■ Problem to solve ■
Find the string "JSON" in the entries and copy each line that has it.

■ Dataset entries ■
· · ·
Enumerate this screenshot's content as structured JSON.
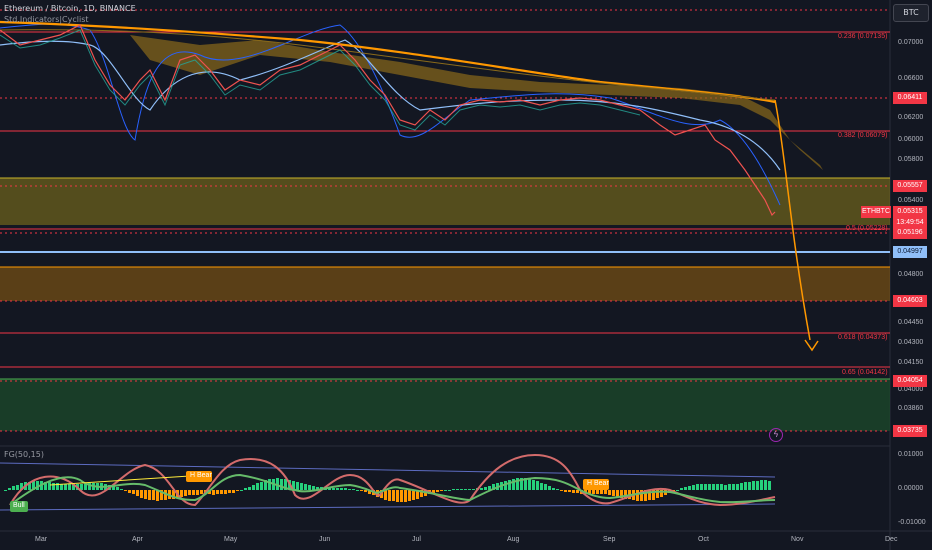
{
  "header": {
    "symbol": "Ethereum / Bitcoin, 1D, BINANCE",
    "indicator": "Std.Indicators|Cyclist"
  },
  "currency_button": "BTC",
  "oscillator": {
    "label": "FG(50,15)",
    "ticks": [
      "0.01000",
      "0.00000",
      "-0.01000"
    ],
    "signals": [
      "H Bear",
      "H Bear",
      "Bull"
    ]
  },
  "price_axis": {
    "ticks": [
      "0.07000",
      "0.06600",
      "0.06200",
      "0.06000",
      "0.05800",
      "0.05400",
      "0.04800",
      "0.04450",
      "0.04300",
      "0.04150",
      "0.04000",
      "0.03860"
    ],
    "top_tick": "0.06600"
  },
  "time_axis": [
    "Mar",
    "Apr",
    "May",
    "Jun",
    "Jul",
    "Aug",
    "Sep",
    "Oct",
    "Nov",
    "Dec"
  ],
  "levels": [
    {
      "label": "0.06411",
      "color": "#f23645"
    },
    {
      "label": "0.05557",
      "color": "#f23645"
    },
    {
      "label": "0.05196",
      "color": "#f23645"
    },
    {
      "label": "0.04997",
      "color": "#2962ff"
    },
    {
      "label": "0.04603",
      "color": "#f23645"
    },
    {
      "label": "0.04054",
      "color": "#f23645"
    },
    {
      "label": "0.03735",
      "color": "#f23645"
    }
  ],
  "fib_labels": [
    "0.236 (0.07135)",
    "0.382 (0.06079)",
    "0.5 (0.05228)",
    "0.618 (0.04373)",
    "0.65 (0.04142)"
  ],
  "current": {
    "symbol": "ETHBTC",
    "price": "0.05315",
    "countdown": "13:49:54"
  },
  "colors": {
    "bg": "#131722",
    "up": "#26a69a",
    "down": "#ef5350",
    "red_line": "#f23645",
    "orange": "#ff9800",
    "yellow_zone": "#ffeb3b",
    "green_zone": "#4caf50",
    "blue_line": "#90bff9"
  },
  "icons": [
    "flash-icon"
  ]
}
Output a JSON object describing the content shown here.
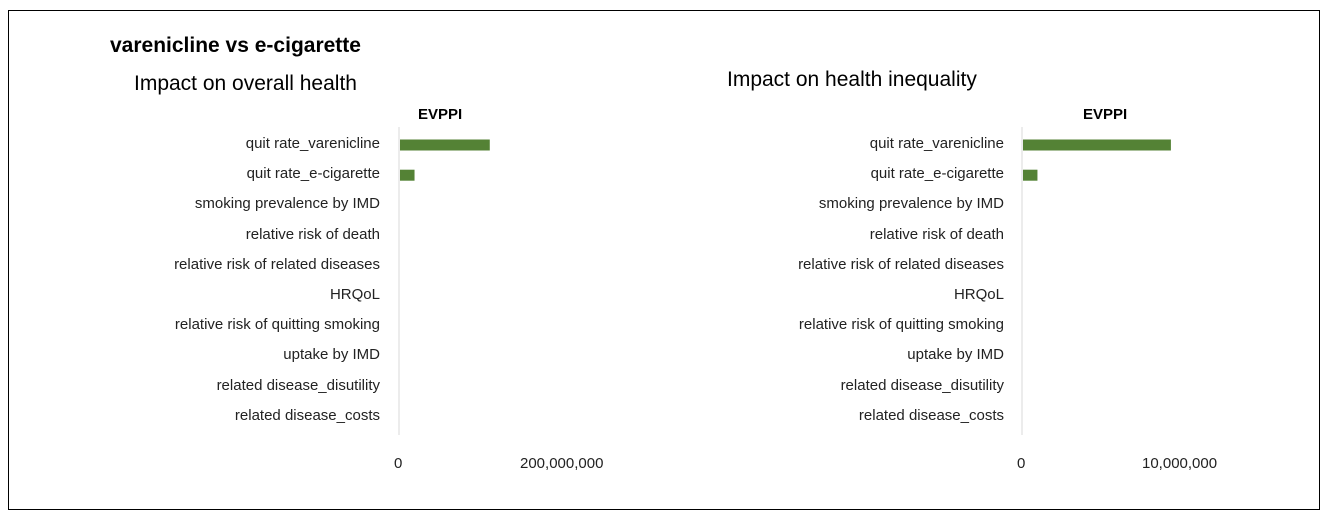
{
  "page_title": "varenicline vs e-cigarette",
  "colors": {
    "bar": "#548235",
    "axis": "#d9d9d9"
  },
  "chart_data": [
    {
      "type": "bar",
      "orientation": "horizontal",
      "title": "Impact on overall health",
      "subtitle": "EVPPI",
      "categories": [
        "quit rate_varenicline",
        "quit rate_e-cigarette",
        "smoking prevalence by IMD",
        "relative risk of death",
        "relative risk of related diseases",
        "HRQoL",
        "relative risk of quitting smoking",
        "uptake by IMD",
        "related disease_disutility",
        "related disease_costs"
      ],
      "values": [
        105000000,
        17000000,
        0,
        0,
        0,
        0,
        0,
        0,
        0,
        0
      ],
      "xlim": [
        0,
        200000000
      ],
      "xticks": [
        "0",
        "200,000,000"
      ],
      "grid": false,
      "legend": "none"
    },
    {
      "type": "bar",
      "orientation": "horizontal",
      "title": "Impact on health inequality",
      "subtitle": "EVPPI",
      "categories": [
        "quit rate_varenicline",
        "quit rate_e-cigarette",
        "smoking prevalence by IMD",
        "relative risk of death",
        "relative risk of related diseases",
        "HRQoL",
        "relative risk of quitting smoking",
        "uptake by IMD",
        "related disease_disutility",
        "related disease_costs"
      ],
      "values": [
        8700000,
        850000,
        0,
        0,
        0,
        0,
        0,
        0,
        0,
        0
      ],
      "xlim": [
        0,
        10000000
      ],
      "xticks": [
        "0",
        "10,000,000"
      ],
      "grid": false,
      "legend": "none"
    }
  ]
}
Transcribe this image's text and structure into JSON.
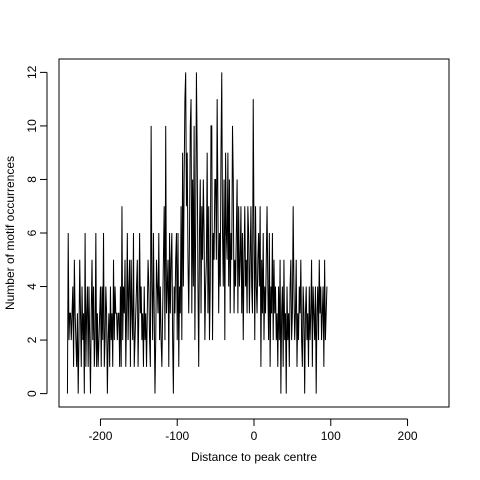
{
  "chart_data": {
    "type": "line",
    "title": "",
    "xlabel": "Distance to peak centre",
    "ylabel": "Number of motif occurrences",
    "xlim": [
      -254,
      254
    ],
    "ylim": [
      -0.5,
      12.5
    ],
    "xticks": [
      -200,
      -100,
      0,
      100,
      200
    ],
    "xtick_labels": [
      "-200",
      "-100",
      "0",
      "100",
      "200"
    ],
    "yticks": [
      0,
      2,
      4,
      6,
      8,
      10,
      12
    ],
    "ytick_labels": [
      "0",
      "2",
      "4",
      "6",
      "8",
      "10",
      "12"
    ],
    "grid": false,
    "line_color": "#000000",
    "series": [
      {
        "x_start": -243,
        "x_step": 1,
        "values": [
          0,
          6,
          2,
          3,
          3,
          2,
          3,
          4,
          1,
          5,
          3,
          2,
          1,
          3,
          0,
          2,
          5,
          3,
          1,
          4,
          2,
          3,
          0,
          6,
          1,
          3,
          4,
          1,
          4,
          2,
          0,
          3,
          5,
          2,
          4,
          1,
          2,
          6,
          1,
          3,
          1,
          2,
          3,
          4,
          1,
          4,
          2,
          6,
          1,
          2,
          4,
          3,
          0,
          2,
          3,
          1,
          4,
          2,
          3,
          1,
          5,
          2,
          4,
          3,
          3,
          2,
          3,
          3,
          1,
          4,
          1,
          7,
          2,
          4,
          3,
          5,
          1,
          3,
          6,
          2,
          4,
          5,
          1,
          5,
          3,
          2,
          6,
          1,
          2,
          3,
          4,
          5,
          1,
          3,
          6,
          3,
          4,
          2,
          3,
          1,
          4,
          2,
          3,
          1,
          3,
          5,
          4,
          2,
          1,
          10,
          4,
          2,
          6,
          3,
          0,
          2,
          5,
          4,
          3,
          6,
          2,
          4,
          2,
          1,
          3,
          5,
          7,
          2,
          10,
          3,
          4,
          5,
          1,
          6,
          3,
          5,
          6,
          2,
          0,
          4,
          3,
          5,
          6,
          2,
          6,
          1,
          4,
          3,
          7,
          2,
          9,
          4,
          8,
          11,
          12,
          7,
          9,
          5,
          3,
          6,
          10,
          11,
          3,
          8,
          4,
          10,
          2,
          6,
          12,
          9,
          4,
          1,
          6,
          8,
          3,
          7,
          5,
          8,
          6,
          2,
          4,
          5,
          9,
          3,
          7,
          2,
          4,
          10,
          10,
          2,
          6,
          5,
          8,
          8,
          5,
          11,
          7,
          3,
          6,
          4,
          9,
          12,
          6,
          4,
          8,
          2,
          9,
          6,
          5,
          9,
          4,
          8,
          3,
          6,
          5,
          10,
          8,
          3,
          5,
          4,
          6,
          8,
          3,
          7,
          4,
          5,
          7,
          3,
          6,
          2,
          5,
          7,
          4,
          5,
          3,
          7,
          6,
          3,
          5,
          7,
          4,
          3,
          11,
          6,
          2,
          7,
          4,
          3,
          5,
          6,
          4,
          7,
          1,
          5,
          3,
          6,
          2,
          4,
          3,
          5,
          7,
          4,
          2,
          6,
          1,
          4,
          3,
          6,
          2,
          5,
          3,
          4,
          2,
          3,
          1,
          4,
          2,
          5,
          0,
          3,
          4,
          1,
          5,
          2,
          3,
          0,
          4,
          2,
          3,
          1,
          4,
          5,
          2,
          3,
          7,
          4,
          2,
          3,
          5,
          1,
          3,
          2,
          4,
          3,
          5,
          2,
          1,
          4,
          3,
          0,
          3,
          4,
          2,
          3,
          1,
          4,
          2,
          3,
          5,
          1,
          4,
          3,
          2,
          4,
          0,
          3,
          4,
          2,
          5,
          3,
          4,
          2,
          3,
          4,
          1,
          5,
          2,
          3,
          4
        ]
      }
    ]
  }
}
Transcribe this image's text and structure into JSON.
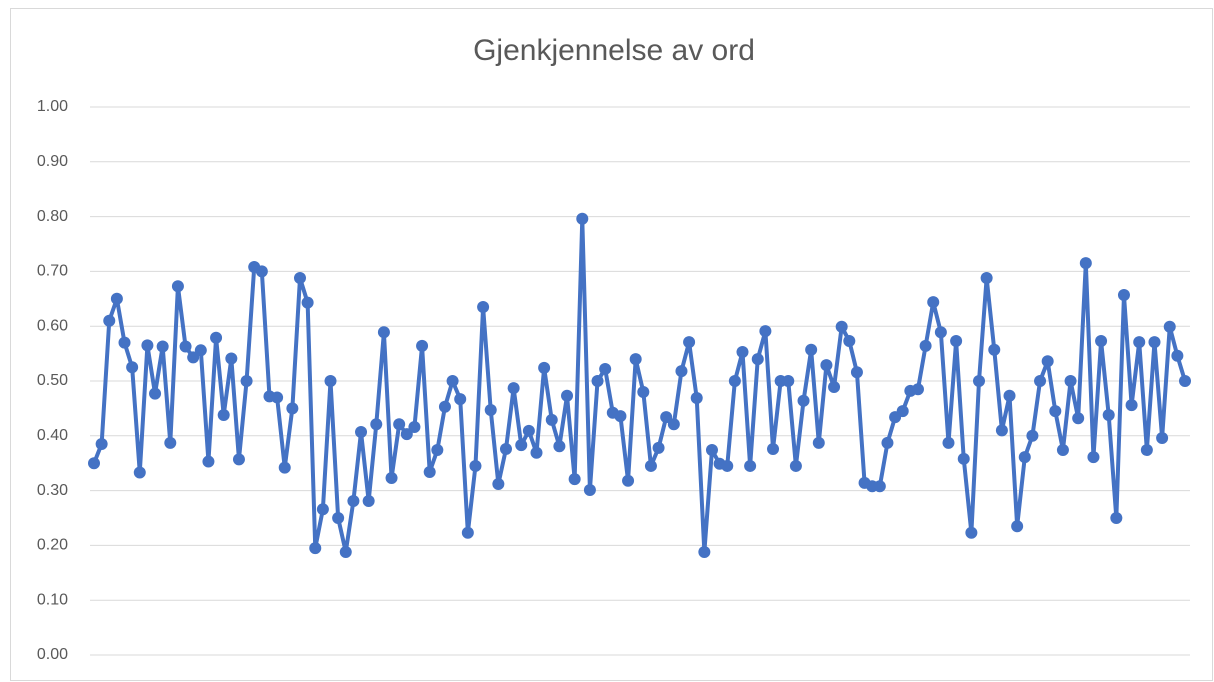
{
  "chart_data": {
    "type": "line",
    "title": "Gjenkjennelse av ord",
    "categories": [
      null,
      null,
      null,
      null,
      null,
      null,
      null,
      null,
      null,
      null,
      null,
      null,
      null,
      null,
      null,
      null,
      null,
      null,
      null,
      null,
      null,
      null,
      null,
      null,
      null,
      null,
      null,
      null,
      null,
      null,
      null,
      null,
      null,
      null,
      null,
      null,
      null,
      null,
      null,
      null,
      null,
      null,
      null,
      null,
      null,
      null,
      null,
      null,
      null,
      null,
      null,
      null,
      null,
      null,
      null,
      null,
      null,
      null,
      null,
      null,
      null,
      null,
      null,
      null,
      null,
      null,
      null,
      null,
      null,
      null,
      null,
      null,
      null,
      null,
      null,
      null,
      null,
      null,
      null,
      null,
      null,
      null,
      null,
      null,
      null,
      null,
      null,
      null,
      null,
      null,
      null,
      null,
      null,
      null,
      null,
      null,
      null,
      null,
      null,
      null,
      null,
      null,
      null,
      null,
      null,
      null,
      null,
      null,
      null,
      null,
      null,
      null,
      null,
      null,
      null,
      null,
      null,
      null,
      null,
      null,
      null,
      null,
      null,
      null,
      null,
      null,
      null,
      null,
      null,
      null,
      null,
      null,
      null,
      null,
      null,
      null,
      null,
      null,
      null,
      null,
      null,
      null,
      null,
      null
    ],
    "values": [
      0.35,
      0.385,
      0.61,
      0.65,
      0.57,
      0.525,
      0.333,
      0.565,
      0.477,
      0.563,
      0.387,
      0.673,
      0.563,
      0.543,
      0.556,
      0.353,
      0.579,
      0.438,
      0.541,
      0.357,
      0.5,
      0.708,
      0.7,
      0.472,
      0.47,
      0.342,
      0.45,
      0.688,
      0.643,
      0.195,
      0.266,
      0.5,
      0.25,
      0.188,
      0.281,
      0.407,
      0.281,
      0.421,
      0.589,
      0.323,
      0.421,
      0.403,
      0.416,
      0.564,
      0.334,
      0.374,
      0.453,
      0.5,
      0.467,
      0.223,
      0.345,
      0.635,
      0.447,
      0.312,
      0.376,
      0.487,
      0.383,
      0.409,
      0.369,
      0.524,
      0.429,
      0.381,
      0.473,
      0.321,
      0.796,
      0.301,
      0.5,
      0.522,
      0.442,
      0.436,
      0.318,
      0.54,
      0.48,
      0.345,
      0.378,
      0.434,
      0.421,
      0.518,
      0.571,
      0.469,
      0.188,
      0.374,
      0.349,
      0.345,
      0.5,
      0.553,
      0.345,
      0.54,
      0.591,
      0.376,
      0.5,
      0.5,
      0.345,
      0.464,
      0.557,
      0.387,
      0.529,
      0.489,
      0.599,
      0.573,
      0.516,
      0.314,
      0.308,
      0.308,
      0.387,
      0.434,
      0.445,
      0.482,
      0.485,
      0.564,
      0.644,
      0.589,
      0.387,
      0.573,
      0.358,
      0.223,
      0.5,
      0.688,
      0.557,
      0.41,
      0.473,
      0.235,
      0.361,
      0.4,
      0.5,
      0.536,
      0.445,
      0.374,
      0.5,
      0.432,
      0.715,
      0.361,
      0.573,
      0.438,
      0.25,
      0.657,
      0.456,
      0.571,
      0.374,
      0.571,
      0.396,
      0.599,
      0.546,
      0.5
    ],
    "color": "#4472c4",
    "ylim": [
      0,
      1
    ],
    "yticks": [
      {
        "value": 0,
        "label": "0.00"
      },
      {
        "value": 0.1,
        "label": "0.10"
      },
      {
        "value": 0.2,
        "label": "0.20"
      },
      {
        "value": 0.3,
        "label": "0.30"
      },
      {
        "value": 0.4,
        "label": "0.40"
      },
      {
        "value": 0.5,
        "label": "0.50"
      },
      {
        "value": 0.6,
        "label": "0.60"
      },
      {
        "value": 0.7,
        "label": "0.70"
      },
      {
        "value": 0.8,
        "label": "0.80"
      },
      {
        "value": 0.9,
        "label": "0.90"
      },
      {
        "value": 1,
        "label": "1.00"
      }
    ],
    "grid": true
  }
}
· · ·
■ Response below ■
Enumerate this screenshot's content as structured JSON.
Output a JSON object describing the content shown here.
Transcribe this image's text and structure into JSON.
Transcribe this image's text and structure into JSON.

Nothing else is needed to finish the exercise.